- _What needs to be done_: What is the number of lines in the entries that include the word "JSON"? Respond with the number only.

- _Extracted material_:
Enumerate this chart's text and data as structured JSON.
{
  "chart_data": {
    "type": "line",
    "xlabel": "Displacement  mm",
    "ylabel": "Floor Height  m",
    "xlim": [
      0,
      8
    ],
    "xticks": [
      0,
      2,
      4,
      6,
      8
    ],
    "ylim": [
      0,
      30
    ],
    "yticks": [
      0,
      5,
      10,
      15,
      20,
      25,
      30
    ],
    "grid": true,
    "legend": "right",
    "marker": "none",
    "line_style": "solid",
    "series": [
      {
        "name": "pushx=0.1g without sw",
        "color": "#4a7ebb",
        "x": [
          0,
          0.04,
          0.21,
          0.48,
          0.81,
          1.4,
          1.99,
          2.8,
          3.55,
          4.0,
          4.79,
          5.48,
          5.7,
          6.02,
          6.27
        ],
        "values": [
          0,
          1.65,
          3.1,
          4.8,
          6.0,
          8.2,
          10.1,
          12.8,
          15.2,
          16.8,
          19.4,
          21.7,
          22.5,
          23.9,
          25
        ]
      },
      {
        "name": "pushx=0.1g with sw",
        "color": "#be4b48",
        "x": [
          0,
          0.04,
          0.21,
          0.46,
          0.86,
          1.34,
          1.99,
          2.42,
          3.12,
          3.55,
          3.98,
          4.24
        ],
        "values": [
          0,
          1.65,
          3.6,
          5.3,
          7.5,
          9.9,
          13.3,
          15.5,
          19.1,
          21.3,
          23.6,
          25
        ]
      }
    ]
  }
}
...
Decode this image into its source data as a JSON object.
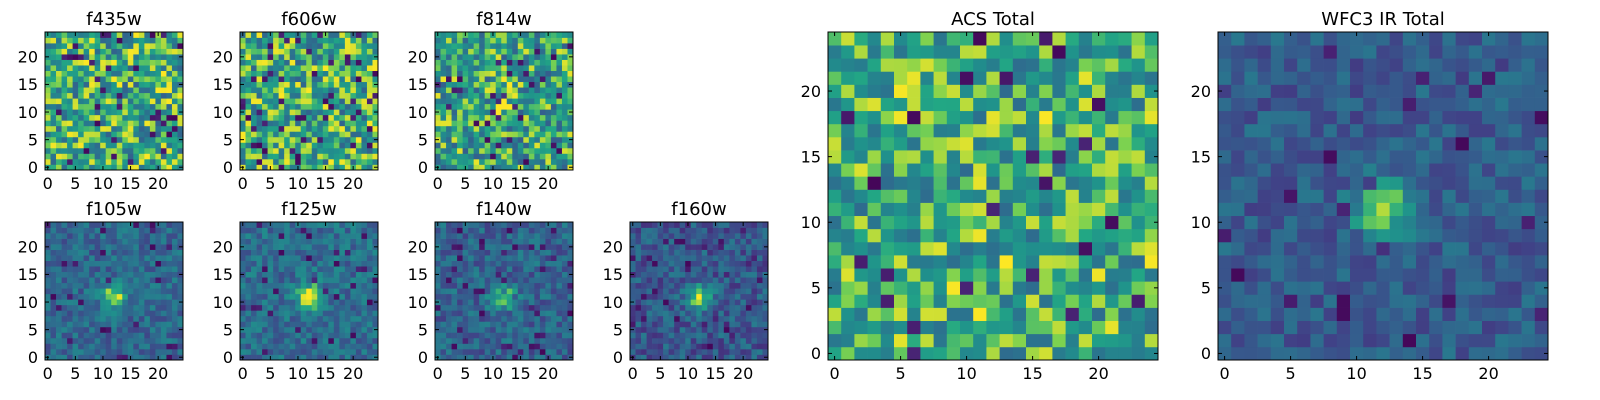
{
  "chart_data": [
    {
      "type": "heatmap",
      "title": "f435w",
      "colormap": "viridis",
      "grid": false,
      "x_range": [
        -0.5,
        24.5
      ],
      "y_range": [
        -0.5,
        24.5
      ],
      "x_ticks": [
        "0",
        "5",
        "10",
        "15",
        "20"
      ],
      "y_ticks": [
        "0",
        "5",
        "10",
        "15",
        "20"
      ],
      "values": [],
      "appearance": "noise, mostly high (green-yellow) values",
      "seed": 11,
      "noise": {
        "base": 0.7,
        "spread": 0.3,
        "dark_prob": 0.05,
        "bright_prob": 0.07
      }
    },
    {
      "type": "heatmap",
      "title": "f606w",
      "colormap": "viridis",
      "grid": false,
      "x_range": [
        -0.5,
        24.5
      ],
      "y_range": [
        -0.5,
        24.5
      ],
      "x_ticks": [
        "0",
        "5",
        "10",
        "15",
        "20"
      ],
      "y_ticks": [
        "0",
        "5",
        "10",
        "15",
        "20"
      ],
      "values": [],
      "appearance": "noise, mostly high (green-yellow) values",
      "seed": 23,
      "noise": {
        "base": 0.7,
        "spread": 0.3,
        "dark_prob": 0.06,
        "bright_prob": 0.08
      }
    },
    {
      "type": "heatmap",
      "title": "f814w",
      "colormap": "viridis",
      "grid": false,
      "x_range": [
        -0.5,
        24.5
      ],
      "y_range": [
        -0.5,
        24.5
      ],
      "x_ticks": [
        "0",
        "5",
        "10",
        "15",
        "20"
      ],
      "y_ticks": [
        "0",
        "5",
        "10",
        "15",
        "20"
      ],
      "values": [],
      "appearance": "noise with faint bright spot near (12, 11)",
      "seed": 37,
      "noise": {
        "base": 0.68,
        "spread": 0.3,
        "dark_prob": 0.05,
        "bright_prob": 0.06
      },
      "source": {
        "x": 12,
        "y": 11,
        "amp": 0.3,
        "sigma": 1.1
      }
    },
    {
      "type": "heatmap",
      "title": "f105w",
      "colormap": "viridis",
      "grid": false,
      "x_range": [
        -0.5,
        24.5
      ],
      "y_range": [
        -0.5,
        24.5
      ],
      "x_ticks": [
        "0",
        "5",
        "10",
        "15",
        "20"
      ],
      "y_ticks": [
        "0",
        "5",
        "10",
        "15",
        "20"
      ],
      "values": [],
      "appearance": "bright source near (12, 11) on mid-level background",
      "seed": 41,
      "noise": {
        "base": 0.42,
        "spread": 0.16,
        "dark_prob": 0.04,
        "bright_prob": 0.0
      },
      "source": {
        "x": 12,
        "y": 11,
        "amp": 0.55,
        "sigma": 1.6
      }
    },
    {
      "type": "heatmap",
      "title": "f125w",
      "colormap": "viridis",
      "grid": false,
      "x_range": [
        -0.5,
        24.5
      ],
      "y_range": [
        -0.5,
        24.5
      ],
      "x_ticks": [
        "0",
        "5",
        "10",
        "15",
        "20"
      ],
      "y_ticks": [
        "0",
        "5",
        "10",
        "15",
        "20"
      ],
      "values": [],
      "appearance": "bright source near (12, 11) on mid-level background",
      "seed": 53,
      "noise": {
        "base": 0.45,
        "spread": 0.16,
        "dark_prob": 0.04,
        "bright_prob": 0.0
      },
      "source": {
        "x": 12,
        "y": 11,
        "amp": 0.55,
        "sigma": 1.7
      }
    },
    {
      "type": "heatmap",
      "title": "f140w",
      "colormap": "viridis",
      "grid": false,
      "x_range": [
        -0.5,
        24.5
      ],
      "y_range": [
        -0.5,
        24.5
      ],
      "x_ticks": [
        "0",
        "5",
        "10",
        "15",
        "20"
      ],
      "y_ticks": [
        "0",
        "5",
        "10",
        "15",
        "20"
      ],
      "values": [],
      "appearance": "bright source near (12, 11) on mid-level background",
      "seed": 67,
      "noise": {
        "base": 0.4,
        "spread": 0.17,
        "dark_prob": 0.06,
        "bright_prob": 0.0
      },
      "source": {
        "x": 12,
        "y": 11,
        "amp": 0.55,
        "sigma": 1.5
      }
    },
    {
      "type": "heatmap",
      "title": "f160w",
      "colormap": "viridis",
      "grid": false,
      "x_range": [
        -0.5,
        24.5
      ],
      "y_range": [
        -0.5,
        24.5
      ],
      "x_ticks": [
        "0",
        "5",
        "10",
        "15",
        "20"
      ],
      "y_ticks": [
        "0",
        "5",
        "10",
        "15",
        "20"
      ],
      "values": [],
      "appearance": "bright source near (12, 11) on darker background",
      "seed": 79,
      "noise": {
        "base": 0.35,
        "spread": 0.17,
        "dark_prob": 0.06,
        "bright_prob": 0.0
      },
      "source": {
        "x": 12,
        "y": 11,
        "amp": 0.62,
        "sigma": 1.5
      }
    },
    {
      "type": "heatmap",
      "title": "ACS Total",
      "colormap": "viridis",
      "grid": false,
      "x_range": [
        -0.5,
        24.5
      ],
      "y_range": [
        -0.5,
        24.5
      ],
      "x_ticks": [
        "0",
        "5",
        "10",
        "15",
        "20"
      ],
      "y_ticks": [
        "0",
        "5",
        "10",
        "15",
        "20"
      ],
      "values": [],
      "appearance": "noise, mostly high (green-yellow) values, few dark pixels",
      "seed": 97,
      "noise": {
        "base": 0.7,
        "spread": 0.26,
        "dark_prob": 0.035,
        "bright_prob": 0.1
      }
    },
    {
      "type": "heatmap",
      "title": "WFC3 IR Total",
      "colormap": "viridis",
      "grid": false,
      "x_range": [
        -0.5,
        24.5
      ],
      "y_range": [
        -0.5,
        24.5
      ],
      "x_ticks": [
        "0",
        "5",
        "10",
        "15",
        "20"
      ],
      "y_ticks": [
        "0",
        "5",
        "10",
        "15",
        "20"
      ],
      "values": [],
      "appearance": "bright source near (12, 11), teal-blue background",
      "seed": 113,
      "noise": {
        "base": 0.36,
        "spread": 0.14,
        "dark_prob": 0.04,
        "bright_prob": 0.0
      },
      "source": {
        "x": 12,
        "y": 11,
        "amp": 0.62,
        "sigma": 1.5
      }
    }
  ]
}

- _Response_: 2